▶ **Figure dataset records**
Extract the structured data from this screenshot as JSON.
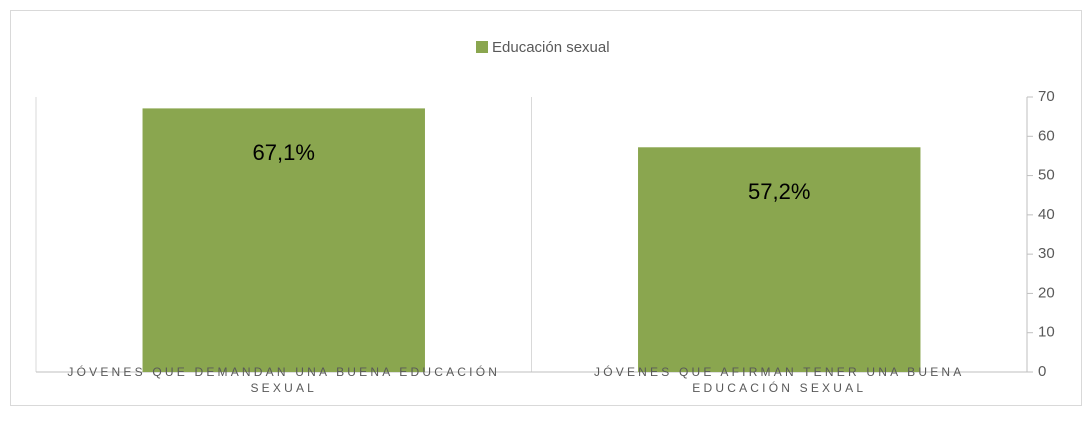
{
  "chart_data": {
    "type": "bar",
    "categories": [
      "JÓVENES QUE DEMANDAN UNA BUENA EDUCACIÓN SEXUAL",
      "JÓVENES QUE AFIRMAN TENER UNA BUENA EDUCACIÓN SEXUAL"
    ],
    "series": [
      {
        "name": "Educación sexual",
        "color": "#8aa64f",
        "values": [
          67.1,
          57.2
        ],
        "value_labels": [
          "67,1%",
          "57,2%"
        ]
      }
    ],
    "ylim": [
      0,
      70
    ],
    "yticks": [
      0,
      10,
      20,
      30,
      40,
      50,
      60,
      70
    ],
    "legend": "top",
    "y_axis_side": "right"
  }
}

▶ **Stated goal**
Return each line from the material above exactly, but not the pictures.

▶ **Solution for this problem**
Extract the structured data from this screenshot as JSON.
{
  "chart_data": {
    "type": "bar",
    "categories": [
      "JÓVENES QUE DEMANDAN UNA BUENA EDUCACIÓN SEXUAL",
      "JÓVENES QUE AFIRMAN TENER UNA BUENA EDUCACIÓN SEXUAL"
    ],
    "series": [
      {
        "name": "Educación sexual",
        "color": "#8aa64f",
        "values": [
          67.1,
          57.2
        ],
        "value_labels": [
          "67,1%",
          "57,2%"
        ]
      }
    ],
    "ylim": [
      0,
      70
    ],
    "yticks": [
      0,
      10,
      20,
      30,
      40,
      50,
      60,
      70
    ],
    "legend": "top",
    "y_axis_side": "right"
  }
}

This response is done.